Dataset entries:
'''
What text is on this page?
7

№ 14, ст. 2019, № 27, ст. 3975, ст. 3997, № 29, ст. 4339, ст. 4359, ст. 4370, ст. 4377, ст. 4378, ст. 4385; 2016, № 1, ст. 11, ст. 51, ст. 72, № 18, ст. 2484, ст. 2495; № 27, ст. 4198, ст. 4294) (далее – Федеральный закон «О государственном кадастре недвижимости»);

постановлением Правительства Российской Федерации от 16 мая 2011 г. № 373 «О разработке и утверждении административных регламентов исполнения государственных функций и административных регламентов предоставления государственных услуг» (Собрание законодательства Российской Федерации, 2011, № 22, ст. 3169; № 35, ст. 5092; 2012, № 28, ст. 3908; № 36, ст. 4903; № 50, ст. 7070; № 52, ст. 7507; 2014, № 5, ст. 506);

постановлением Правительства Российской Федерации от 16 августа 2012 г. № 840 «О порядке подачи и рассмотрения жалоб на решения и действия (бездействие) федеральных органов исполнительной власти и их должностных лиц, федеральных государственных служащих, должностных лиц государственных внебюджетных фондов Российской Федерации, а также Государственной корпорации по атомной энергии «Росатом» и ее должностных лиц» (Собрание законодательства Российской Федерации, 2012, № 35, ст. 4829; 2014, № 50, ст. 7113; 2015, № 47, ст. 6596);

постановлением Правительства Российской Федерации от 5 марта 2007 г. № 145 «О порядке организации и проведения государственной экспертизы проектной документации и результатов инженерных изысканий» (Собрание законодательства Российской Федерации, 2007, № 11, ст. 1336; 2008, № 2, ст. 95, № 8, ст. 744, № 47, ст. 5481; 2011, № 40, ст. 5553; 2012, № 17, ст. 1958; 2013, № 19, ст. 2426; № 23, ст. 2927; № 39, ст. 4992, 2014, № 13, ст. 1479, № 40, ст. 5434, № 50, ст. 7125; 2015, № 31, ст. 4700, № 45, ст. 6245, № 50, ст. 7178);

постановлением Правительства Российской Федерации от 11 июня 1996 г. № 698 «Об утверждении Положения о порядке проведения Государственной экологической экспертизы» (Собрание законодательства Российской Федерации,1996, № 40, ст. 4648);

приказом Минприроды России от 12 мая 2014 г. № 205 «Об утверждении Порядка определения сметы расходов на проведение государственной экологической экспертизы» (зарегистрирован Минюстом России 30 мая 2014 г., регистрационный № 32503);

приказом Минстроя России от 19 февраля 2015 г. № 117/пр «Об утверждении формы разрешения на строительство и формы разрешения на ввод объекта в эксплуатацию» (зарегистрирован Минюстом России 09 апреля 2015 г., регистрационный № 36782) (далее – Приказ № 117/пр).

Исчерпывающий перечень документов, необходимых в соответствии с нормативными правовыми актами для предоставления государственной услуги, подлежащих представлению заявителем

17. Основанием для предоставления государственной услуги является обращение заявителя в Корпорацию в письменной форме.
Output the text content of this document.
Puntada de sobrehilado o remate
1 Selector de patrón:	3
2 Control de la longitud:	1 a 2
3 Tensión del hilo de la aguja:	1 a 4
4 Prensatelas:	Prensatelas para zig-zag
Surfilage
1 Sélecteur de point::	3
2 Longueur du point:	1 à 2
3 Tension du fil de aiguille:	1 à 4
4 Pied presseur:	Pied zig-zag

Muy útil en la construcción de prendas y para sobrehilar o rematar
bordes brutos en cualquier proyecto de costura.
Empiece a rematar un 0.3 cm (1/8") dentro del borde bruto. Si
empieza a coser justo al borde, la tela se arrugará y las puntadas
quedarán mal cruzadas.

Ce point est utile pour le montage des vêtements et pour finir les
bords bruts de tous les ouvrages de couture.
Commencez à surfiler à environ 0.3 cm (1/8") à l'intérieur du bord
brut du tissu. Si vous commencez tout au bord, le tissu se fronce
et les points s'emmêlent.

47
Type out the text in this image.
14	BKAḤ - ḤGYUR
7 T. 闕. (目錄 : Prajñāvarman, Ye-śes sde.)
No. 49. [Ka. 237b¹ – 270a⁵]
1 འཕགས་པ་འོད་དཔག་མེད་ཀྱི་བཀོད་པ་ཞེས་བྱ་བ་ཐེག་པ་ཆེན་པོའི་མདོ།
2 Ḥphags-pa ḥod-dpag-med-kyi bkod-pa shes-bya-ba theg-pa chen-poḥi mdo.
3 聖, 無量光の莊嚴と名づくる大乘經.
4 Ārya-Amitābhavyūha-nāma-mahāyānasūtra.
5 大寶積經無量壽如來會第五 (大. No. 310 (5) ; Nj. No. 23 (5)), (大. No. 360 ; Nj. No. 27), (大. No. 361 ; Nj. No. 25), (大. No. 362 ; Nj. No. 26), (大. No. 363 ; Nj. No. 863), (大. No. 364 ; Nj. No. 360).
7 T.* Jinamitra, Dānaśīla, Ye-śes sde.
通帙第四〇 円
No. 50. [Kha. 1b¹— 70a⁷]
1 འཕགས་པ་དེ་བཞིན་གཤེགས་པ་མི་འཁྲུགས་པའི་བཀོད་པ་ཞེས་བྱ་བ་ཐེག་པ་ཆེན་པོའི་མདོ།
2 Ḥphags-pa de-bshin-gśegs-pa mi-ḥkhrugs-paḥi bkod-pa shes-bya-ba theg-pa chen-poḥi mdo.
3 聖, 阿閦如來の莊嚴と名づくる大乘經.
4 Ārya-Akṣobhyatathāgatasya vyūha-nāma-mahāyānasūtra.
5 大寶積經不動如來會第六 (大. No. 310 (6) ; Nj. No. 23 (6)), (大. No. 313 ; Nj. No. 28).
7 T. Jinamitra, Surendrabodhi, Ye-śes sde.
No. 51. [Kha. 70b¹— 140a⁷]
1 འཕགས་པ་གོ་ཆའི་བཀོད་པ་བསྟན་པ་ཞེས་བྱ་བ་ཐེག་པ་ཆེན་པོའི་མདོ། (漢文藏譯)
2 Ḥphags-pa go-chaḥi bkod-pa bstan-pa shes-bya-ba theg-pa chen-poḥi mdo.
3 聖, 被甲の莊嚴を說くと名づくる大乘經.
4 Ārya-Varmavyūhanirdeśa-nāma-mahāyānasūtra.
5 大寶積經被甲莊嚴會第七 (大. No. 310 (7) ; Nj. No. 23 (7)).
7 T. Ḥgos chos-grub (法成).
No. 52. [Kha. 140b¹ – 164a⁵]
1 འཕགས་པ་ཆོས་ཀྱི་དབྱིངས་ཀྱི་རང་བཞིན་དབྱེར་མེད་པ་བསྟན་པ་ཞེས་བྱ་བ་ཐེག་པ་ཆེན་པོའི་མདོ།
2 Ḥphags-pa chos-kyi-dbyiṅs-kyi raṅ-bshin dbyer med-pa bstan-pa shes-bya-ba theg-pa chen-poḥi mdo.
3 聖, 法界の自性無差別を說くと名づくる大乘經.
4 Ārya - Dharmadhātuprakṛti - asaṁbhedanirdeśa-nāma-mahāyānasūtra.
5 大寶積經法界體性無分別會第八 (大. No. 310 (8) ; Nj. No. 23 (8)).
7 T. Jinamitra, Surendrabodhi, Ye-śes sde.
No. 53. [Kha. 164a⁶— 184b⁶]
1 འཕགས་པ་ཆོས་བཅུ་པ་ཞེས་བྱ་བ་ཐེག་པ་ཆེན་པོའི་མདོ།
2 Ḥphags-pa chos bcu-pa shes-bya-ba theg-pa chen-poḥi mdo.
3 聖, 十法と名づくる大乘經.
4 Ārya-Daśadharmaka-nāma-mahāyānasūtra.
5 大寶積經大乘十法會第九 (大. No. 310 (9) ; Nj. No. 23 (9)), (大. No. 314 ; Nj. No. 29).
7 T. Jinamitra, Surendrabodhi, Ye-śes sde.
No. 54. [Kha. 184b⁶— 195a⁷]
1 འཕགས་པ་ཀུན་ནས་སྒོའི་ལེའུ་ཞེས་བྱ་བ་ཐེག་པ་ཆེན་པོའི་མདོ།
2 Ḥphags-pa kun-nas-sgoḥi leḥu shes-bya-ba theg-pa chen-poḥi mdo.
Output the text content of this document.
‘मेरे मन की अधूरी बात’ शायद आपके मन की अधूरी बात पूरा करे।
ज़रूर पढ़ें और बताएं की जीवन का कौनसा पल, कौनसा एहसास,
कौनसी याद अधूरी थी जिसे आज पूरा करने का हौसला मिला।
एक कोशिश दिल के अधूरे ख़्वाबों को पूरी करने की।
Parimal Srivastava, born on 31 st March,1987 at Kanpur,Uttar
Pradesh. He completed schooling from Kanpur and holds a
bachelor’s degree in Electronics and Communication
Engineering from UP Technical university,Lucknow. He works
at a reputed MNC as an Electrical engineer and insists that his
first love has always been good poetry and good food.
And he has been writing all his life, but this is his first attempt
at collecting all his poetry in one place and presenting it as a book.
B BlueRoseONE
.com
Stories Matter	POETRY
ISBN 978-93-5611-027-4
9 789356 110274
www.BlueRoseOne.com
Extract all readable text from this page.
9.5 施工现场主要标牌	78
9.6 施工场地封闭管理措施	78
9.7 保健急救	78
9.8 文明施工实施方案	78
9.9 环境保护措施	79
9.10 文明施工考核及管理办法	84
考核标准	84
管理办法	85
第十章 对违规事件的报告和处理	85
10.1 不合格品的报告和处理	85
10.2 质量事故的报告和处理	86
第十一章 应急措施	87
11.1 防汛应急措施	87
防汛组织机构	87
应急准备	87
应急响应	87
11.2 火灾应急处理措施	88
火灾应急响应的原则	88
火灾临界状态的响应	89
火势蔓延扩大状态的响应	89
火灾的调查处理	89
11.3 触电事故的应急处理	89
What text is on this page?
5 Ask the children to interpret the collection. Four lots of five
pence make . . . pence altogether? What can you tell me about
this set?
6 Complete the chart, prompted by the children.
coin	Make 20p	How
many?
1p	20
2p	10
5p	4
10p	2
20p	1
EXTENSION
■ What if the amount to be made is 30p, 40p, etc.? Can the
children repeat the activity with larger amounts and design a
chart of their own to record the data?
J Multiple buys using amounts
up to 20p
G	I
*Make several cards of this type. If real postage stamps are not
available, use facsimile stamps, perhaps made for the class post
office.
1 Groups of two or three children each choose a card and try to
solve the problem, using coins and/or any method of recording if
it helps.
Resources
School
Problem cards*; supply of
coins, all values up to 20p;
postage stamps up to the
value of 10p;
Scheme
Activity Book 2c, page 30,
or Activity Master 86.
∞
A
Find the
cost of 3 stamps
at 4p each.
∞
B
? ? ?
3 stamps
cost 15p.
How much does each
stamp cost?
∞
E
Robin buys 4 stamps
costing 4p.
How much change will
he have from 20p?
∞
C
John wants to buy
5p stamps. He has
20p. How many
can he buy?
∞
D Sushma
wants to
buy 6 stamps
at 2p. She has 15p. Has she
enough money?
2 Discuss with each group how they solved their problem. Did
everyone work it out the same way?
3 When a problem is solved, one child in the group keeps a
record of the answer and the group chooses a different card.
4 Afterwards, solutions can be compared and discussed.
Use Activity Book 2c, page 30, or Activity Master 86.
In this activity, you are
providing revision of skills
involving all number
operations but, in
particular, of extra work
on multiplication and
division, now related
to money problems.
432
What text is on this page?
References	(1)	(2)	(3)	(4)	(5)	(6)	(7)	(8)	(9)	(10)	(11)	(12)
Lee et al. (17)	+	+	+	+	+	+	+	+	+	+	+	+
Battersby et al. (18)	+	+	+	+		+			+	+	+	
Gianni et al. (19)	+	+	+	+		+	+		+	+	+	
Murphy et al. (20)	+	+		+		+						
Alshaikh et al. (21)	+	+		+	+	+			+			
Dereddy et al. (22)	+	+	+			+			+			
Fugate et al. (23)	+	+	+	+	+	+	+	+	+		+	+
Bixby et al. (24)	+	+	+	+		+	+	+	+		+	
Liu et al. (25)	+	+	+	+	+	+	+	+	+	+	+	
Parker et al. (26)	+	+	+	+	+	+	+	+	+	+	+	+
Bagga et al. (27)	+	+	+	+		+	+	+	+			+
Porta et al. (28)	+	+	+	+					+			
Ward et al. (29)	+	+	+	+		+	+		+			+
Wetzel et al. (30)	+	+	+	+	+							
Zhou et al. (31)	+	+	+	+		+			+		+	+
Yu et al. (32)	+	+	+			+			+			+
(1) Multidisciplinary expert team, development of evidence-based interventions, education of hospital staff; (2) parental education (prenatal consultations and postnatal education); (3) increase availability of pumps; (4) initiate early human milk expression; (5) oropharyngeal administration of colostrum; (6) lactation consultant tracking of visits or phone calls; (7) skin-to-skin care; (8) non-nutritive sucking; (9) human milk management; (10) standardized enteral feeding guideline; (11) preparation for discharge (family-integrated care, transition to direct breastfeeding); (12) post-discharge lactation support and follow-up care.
'''
■ What the task requires
Extract each line from the listing that holds the word "mahāyānasūtra".

■ Written response
4 Ārya-Amitābhavyūha-nāma-mahāyānasūtra.
4 Ārya-Akṣobhyatathāgatasya vyūha-nāma-mahāyānasūtra.
4 Ārya-Varmavyūhanirdeśa-nāma-mahāyānasūtra.
4 Ārya - Dharmadhātuprakṛti - asaṁbhedanirdeśa-nāma-mahāyānasūtra.
4 Ārya-Daśadharmaka-nāma-mahāyānasūtra.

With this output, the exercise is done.